▶ [DATA SHOWN]
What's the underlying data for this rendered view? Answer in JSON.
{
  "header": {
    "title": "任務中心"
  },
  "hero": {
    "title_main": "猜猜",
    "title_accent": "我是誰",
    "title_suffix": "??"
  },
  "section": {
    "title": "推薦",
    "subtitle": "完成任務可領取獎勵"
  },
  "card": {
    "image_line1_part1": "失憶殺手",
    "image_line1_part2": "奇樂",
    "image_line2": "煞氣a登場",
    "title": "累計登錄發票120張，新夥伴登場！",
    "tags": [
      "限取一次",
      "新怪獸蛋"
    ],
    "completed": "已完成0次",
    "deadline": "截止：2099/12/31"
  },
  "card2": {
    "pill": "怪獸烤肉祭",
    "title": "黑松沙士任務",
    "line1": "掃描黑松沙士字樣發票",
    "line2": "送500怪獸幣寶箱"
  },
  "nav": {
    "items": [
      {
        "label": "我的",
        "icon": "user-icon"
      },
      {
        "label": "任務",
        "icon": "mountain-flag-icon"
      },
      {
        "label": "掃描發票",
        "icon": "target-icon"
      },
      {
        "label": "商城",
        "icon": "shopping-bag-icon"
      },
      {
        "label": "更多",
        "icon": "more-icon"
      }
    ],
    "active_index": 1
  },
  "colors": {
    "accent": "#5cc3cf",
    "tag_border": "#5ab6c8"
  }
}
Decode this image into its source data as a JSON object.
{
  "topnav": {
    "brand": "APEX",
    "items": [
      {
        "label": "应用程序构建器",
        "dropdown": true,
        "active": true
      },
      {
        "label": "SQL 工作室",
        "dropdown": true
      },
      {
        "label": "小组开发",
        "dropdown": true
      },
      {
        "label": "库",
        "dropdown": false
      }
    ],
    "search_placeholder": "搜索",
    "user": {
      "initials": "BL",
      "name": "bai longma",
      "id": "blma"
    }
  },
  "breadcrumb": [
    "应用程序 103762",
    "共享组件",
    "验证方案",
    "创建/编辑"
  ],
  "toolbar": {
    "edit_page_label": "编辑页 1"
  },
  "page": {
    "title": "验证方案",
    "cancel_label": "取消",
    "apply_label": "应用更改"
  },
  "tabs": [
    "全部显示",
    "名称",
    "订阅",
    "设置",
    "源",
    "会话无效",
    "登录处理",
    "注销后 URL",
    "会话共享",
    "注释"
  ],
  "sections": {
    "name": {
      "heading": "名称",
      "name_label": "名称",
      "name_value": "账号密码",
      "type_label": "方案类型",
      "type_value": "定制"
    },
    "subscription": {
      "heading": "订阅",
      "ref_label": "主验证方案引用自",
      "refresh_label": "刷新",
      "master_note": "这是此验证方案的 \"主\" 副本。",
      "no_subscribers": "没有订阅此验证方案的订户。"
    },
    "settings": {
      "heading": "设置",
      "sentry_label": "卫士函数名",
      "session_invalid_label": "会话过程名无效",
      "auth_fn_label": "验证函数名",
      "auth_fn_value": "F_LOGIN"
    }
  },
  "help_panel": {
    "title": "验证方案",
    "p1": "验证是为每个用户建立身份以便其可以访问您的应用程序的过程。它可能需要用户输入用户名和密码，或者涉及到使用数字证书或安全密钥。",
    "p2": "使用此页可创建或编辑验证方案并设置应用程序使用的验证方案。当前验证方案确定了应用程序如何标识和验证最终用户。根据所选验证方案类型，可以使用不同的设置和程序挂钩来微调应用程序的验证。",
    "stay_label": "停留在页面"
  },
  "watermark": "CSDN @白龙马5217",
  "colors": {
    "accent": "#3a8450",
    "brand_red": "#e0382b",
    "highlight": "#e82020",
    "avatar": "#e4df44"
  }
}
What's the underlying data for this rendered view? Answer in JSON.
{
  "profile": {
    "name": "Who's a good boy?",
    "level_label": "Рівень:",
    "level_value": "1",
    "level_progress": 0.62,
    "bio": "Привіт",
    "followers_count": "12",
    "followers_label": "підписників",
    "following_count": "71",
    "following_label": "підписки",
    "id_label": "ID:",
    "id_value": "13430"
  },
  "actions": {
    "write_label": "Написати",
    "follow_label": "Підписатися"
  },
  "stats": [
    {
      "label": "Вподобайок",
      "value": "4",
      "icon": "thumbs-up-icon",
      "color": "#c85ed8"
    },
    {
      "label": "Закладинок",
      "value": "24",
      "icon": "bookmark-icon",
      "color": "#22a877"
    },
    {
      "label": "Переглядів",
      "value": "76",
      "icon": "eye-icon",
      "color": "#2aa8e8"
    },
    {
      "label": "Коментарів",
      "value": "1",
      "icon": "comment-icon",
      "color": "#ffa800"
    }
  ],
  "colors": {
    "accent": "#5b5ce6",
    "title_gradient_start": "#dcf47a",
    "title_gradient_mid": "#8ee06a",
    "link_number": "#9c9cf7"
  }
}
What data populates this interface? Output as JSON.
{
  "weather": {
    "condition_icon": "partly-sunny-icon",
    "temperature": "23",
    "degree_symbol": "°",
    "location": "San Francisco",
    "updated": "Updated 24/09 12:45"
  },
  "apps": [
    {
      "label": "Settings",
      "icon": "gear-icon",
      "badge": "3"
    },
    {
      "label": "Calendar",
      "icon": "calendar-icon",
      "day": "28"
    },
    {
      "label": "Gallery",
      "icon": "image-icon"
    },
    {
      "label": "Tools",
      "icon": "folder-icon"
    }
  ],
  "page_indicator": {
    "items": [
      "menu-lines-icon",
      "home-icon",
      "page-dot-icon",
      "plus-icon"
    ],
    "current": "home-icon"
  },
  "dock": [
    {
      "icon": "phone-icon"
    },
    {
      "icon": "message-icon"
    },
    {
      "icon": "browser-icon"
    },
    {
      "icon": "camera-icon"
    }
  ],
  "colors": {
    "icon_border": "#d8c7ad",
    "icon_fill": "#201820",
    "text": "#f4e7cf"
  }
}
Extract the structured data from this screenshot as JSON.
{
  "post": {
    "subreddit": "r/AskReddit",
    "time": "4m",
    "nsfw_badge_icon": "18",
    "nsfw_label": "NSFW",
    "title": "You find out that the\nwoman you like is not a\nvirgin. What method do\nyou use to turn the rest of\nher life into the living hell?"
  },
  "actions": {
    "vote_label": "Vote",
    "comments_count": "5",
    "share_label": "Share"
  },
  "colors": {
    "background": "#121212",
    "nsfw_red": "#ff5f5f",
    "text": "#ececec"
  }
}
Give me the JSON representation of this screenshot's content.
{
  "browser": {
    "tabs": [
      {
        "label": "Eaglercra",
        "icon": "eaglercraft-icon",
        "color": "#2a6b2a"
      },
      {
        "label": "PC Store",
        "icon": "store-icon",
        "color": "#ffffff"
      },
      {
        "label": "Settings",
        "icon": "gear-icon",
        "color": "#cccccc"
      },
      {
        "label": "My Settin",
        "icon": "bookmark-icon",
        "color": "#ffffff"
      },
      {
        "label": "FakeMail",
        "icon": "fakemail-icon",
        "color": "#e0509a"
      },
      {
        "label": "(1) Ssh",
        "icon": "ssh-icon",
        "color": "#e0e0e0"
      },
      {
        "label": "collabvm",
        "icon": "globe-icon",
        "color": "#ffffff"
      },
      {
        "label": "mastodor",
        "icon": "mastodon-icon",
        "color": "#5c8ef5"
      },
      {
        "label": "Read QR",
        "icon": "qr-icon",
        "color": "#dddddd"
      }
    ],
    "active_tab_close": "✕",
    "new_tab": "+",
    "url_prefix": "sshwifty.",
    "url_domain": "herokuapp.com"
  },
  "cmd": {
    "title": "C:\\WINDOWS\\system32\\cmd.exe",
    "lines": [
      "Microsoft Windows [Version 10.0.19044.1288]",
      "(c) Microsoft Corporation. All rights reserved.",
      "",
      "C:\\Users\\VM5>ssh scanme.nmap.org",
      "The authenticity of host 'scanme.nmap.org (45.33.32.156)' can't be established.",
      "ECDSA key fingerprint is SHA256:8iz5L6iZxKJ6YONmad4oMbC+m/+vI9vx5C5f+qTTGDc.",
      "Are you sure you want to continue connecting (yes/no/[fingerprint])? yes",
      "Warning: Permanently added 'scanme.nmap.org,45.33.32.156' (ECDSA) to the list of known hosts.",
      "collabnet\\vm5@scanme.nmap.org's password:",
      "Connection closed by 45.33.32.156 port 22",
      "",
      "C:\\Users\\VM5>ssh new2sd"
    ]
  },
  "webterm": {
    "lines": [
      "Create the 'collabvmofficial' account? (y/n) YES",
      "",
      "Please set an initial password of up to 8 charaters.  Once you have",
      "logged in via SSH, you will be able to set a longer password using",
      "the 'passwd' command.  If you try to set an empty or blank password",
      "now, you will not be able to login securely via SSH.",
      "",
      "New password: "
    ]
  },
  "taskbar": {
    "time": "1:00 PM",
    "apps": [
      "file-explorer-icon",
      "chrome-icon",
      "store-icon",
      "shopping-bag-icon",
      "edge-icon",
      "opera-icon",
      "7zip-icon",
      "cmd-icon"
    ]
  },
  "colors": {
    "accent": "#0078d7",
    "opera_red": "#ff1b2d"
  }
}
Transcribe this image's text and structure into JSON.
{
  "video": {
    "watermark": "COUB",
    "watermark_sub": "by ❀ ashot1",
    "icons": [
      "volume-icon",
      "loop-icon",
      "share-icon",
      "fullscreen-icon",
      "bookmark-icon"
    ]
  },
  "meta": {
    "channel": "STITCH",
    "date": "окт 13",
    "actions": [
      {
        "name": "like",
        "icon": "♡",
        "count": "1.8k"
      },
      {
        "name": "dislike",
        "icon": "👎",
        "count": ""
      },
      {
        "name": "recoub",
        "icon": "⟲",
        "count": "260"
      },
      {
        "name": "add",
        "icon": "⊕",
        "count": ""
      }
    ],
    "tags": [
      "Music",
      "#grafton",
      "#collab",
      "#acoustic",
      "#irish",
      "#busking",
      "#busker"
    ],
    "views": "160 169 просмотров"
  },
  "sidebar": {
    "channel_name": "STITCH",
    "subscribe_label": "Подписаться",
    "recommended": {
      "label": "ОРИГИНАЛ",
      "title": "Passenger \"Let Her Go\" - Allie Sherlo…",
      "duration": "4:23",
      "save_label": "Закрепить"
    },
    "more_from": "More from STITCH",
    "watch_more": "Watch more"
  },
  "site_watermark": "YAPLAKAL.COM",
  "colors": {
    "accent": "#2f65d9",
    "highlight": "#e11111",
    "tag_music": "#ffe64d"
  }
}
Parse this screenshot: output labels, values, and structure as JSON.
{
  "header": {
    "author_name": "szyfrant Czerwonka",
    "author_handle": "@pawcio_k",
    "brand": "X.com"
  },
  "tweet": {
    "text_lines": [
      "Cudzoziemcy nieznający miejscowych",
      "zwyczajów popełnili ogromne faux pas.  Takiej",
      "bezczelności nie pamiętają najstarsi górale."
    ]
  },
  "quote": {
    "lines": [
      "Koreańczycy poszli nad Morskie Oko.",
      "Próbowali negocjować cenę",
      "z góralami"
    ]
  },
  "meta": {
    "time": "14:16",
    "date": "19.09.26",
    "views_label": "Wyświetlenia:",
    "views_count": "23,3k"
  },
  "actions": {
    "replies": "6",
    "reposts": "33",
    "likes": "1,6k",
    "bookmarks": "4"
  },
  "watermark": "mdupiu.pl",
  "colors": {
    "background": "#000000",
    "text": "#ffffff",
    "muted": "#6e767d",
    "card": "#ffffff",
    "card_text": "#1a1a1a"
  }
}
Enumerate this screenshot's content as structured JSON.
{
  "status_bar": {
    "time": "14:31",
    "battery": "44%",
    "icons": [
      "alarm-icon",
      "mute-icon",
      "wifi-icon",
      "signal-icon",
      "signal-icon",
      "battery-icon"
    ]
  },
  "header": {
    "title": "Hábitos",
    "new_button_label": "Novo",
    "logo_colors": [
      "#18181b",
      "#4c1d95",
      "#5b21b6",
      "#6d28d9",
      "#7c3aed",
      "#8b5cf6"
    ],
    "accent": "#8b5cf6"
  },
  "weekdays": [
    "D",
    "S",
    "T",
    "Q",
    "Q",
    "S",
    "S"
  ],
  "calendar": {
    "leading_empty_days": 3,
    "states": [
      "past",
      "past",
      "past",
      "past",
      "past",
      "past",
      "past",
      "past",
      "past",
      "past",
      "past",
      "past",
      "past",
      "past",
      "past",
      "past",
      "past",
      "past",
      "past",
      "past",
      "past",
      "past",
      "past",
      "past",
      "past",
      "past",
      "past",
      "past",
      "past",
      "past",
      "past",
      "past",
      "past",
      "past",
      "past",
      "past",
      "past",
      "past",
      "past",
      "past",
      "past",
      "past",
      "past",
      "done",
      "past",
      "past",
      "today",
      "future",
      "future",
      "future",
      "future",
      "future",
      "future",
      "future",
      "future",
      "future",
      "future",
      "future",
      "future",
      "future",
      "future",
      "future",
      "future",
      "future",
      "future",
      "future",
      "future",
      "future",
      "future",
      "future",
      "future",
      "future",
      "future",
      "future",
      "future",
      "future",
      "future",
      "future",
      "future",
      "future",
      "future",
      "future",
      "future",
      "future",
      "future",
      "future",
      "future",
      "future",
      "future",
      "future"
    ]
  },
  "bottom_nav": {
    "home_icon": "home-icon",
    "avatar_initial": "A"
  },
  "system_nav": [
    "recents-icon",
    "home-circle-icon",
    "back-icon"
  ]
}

▶ [GIVEN TASK] Go through the entries above and pull out each line with "screenshot" in it.

▶ [RESPONSE]
Extract the structured data from this screenshot as JSON.
Give me the JSON representation of this screenshot's content.
Parse this screenshot: output labels, values, and structure as JSON.
Enumerate this screenshot's content as structured JSON.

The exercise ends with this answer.